**DATA RECORDS:**
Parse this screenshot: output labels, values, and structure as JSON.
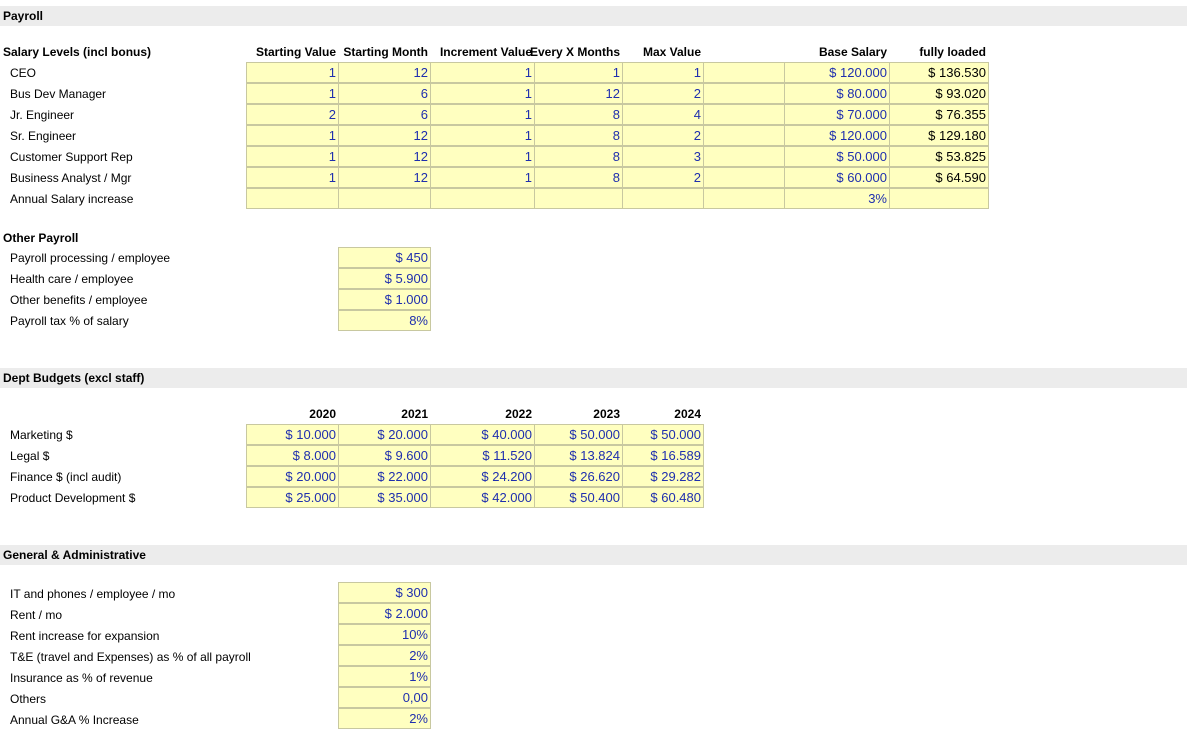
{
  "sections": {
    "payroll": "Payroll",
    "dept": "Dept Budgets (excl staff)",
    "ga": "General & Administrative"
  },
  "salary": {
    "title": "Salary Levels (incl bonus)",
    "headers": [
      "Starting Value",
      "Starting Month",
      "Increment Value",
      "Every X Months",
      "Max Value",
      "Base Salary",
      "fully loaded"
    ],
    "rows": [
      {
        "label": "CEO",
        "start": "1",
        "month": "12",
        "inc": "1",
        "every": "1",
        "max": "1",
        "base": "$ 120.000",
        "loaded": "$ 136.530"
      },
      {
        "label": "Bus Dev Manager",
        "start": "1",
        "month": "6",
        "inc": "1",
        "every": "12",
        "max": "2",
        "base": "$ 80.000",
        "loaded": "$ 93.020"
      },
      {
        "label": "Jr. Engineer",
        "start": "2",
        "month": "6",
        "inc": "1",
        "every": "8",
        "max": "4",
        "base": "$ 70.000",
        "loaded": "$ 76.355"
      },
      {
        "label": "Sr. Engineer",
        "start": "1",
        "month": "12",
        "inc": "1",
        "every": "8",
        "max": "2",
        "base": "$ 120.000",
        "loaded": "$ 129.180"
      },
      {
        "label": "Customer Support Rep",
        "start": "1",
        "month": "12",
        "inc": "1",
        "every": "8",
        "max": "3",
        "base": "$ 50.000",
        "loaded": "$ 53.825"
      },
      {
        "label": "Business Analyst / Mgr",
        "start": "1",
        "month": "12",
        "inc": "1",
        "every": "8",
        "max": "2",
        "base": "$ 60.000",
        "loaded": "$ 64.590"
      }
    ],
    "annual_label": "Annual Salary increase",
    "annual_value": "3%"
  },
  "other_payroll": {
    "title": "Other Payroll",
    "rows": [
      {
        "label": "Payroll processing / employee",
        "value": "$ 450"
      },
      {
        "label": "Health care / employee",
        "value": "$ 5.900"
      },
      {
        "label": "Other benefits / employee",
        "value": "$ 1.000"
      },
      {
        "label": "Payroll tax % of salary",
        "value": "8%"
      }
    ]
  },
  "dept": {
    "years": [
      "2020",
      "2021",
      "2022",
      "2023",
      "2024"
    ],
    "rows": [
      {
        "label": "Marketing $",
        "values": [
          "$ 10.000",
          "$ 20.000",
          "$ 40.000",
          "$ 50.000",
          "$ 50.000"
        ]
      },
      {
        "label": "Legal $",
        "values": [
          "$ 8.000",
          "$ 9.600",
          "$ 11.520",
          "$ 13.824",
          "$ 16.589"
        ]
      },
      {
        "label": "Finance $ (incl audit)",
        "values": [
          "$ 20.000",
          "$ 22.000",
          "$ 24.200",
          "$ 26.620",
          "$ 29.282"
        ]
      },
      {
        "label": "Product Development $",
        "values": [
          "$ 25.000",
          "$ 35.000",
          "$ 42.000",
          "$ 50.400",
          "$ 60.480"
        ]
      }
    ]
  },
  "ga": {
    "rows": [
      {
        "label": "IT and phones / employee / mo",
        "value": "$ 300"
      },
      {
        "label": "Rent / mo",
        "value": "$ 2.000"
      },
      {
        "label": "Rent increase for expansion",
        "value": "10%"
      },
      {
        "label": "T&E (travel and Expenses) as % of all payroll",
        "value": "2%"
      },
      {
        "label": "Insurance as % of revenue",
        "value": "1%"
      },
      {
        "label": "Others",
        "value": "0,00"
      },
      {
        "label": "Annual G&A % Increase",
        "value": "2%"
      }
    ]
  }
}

**YOUR INSTRUCTIONS:** Write the records out once more, exactly as they appear, with no pictures.

**OUTPUT:**
Parse this screenshot: output labels, values, and structure as JSON.
{
  "sections": {
    "payroll": "Payroll",
    "dept": "Dept Budgets (excl staff)",
    "ga": "General & Administrative"
  },
  "salary": {
    "title": "Salary Levels (incl bonus)",
    "headers": [
      "Starting Value",
      "Starting Month",
      "Increment Value",
      "Every X Months",
      "Max Value",
      "Base Salary",
      "fully loaded"
    ],
    "rows": [
      {
        "label": "CEO",
        "start": "1",
        "month": "12",
        "inc": "1",
        "every": "1",
        "max": "1",
        "base": "$ 120.000",
        "loaded": "$ 136.530"
      },
      {
        "label": "Bus Dev Manager",
        "start": "1",
        "month": "6",
        "inc": "1",
        "every": "12",
        "max": "2",
        "base": "$ 80.000",
        "loaded": "$ 93.020"
      },
      {
        "label": "Jr. Engineer",
        "start": "2",
        "month": "6",
        "inc": "1",
        "every": "8",
        "max": "4",
        "base": "$ 70.000",
        "loaded": "$ 76.355"
      },
      {
        "label": "Sr. Engineer",
        "start": "1",
        "month": "12",
        "inc": "1",
        "every": "8",
        "max": "2",
        "base": "$ 120.000",
        "loaded": "$ 129.180"
      },
      {
        "label": "Customer Support Rep",
        "start": "1",
        "month": "12",
        "inc": "1",
        "every": "8",
        "max": "3",
        "base": "$ 50.000",
        "loaded": "$ 53.825"
      },
      {
        "label": "Business Analyst / Mgr",
        "start": "1",
        "month": "12",
        "inc": "1",
        "every": "8",
        "max": "2",
        "base": "$ 60.000",
        "loaded": "$ 64.590"
      }
    ],
    "annual_label": "Annual Salary increase",
    "annual_value": "3%"
  },
  "other_payroll": {
    "title": "Other Payroll",
    "rows": [
      {
        "label": "Payroll processing / employee",
        "value": "$ 450"
      },
      {
        "label": "Health care / employee",
        "value": "$ 5.900"
      },
      {
        "label": "Other benefits / employee",
        "value": "$ 1.000"
      },
      {
        "label": "Payroll tax % of salary",
        "value": "8%"
      }
    ]
  },
  "dept": {
    "years": [
      "2020",
      "2021",
      "2022",
      "2023",
      "2024"
    ],
    "rows": [
      {
        "label": "Marketing $",
        "values": [
          "$ 10.000",
          "$ 20.000",
          "$ 40.000",
          "$ 50.000",
          "$ 50.000"
        ]
      },
      {
        "label": "Legal $",
        "values": [
          "$ 8.000",
          "$ 9.600",
          "$ 11.520",
          "$ 13.824",
          "$ 16.589"
        ]
      },
      {
        "label": "Finance $ (incl audit)",
        "values": [
          "$ 20.000",
          "$ 22.000",
          "$ 24.200",
          "$ 26.620",
          "$ 29.282"
        ]
      },
      {
        "label": "Product Development $",
        "values": [
          "$ 25.000",
          "$ 35.000",
          "$ 42.000",
          "$ 50.400",
          "$ 60.480"
        ]
      }
    ]
  },
  "ga": {
    "rows": [
      {
        "label": "IT and phones / employee / mo",
        "value": "$ 300"
      },
      {
        "label": "Rent / mo",
        "value": "$ 2.000"
      },
      {
        "label": "Rent increase for expansion",
        "value": "10%"
      },
      {
        "label": "T&E (travel and Expenses) as % of all payroll",
        "value": "2%"
      },
      {
        "label": "Insurance as % of revenue",
        "value": "1%"
      },
      {
        "label": "Others",
        "value": "0,00"
      },
      {
        "label": "Annual G&A % Increase",
        "value": "2%"
      }
    ]
  }
}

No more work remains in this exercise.